Figure data in JSON:
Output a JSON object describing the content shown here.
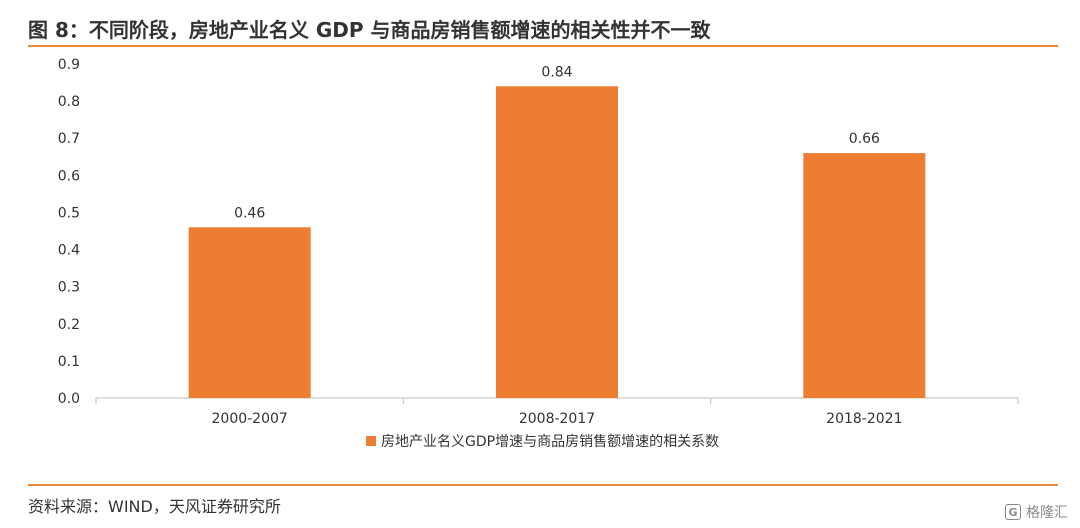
{
  "figure": {
    "title": "图 8：不同阶段，房地产业名义 GDP 与商品房销售额增速的相关性并不一致",
    "source": "资料来源：WIND，天风证券研究所",
    "watermark_text": "格隆汇",
    "watermark_icon": "G"
  },
  "colors": {
    "bar": "#ed7d31",
    "accent_rule": "#e8883a",
    "axis": "#bfbfbf",
    "text": "#333333"
  },
  "chart_data": {
    "type": "bar",
    "categories": [
      "2000-2007",
      "2008-2017",
      "2018-2021"
    ],
    "series": [
      {
        "name": "房地产业名义GDP增速与商品房销售额增速的相关系数",
        "values": [
          0.46,
          0.84,
          0.66
        ]
      }
    ],
    "data_labels": [
      "0.46",
      "0.84",
      "0.66"
    ],
    "ylim": [
      0,
      0.9
    ],
    "yticks": [
      "0.0",
      "0.1",
      "0.2",
      "0.3",
      "0.4",
      "0.5",
      "0.6",
      "0.7",
      "0.8",
      "0.9"
    ],
    "grid": false,
    "legend_position": "bottom-center"
  }
}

### What the exercise asks
Transcribe the full listing above exactly as it stands, minus the pictures.

### Task result
Output a JSON object describing the content shown here.
{
  "figure": {
    "title": "图 8：不同阶段，房地产业名义 GDP 与商品房销售额增速的相关性并不一致",
    "source": "资料来源：WIND，天风证券研究所",
    "watermark_text": "格隆汇",
    "watermark_icon": "G"
  },
  "colors": {
    "bar": "#ed7d31",
    "accent_rule": "#e8883a",
    "axis": "#bfbfbf",
    "text": "#333333"
  },
  "chart_data": {
    "type": "bar",
    "categories": [
      "2000-2007",
      "2008-2017",
      "2018-2021"
    ],
    "series": [
      {
        "name": "房地产业名义GDP增速与商品房销售额增速的相关系数",
        "values": [
          0.46,
          0.84,
          0.66
        ]
      }
    ],
    "data_labels": [
      "0.46",
      "0.84",
      "0.66"
    ],
    "ylim": [
      0,
      0.9
    ],
    "yticks": [
      "0.0",
      "0.1",
      "0.2",
      "0.3",
      "0.4",
      "0.5",
      "0.6",
      "0.7",
      "0.8",
      "0.9"
    ],
    "grid": false,
    "legend_position": "bottom-center"
  }
}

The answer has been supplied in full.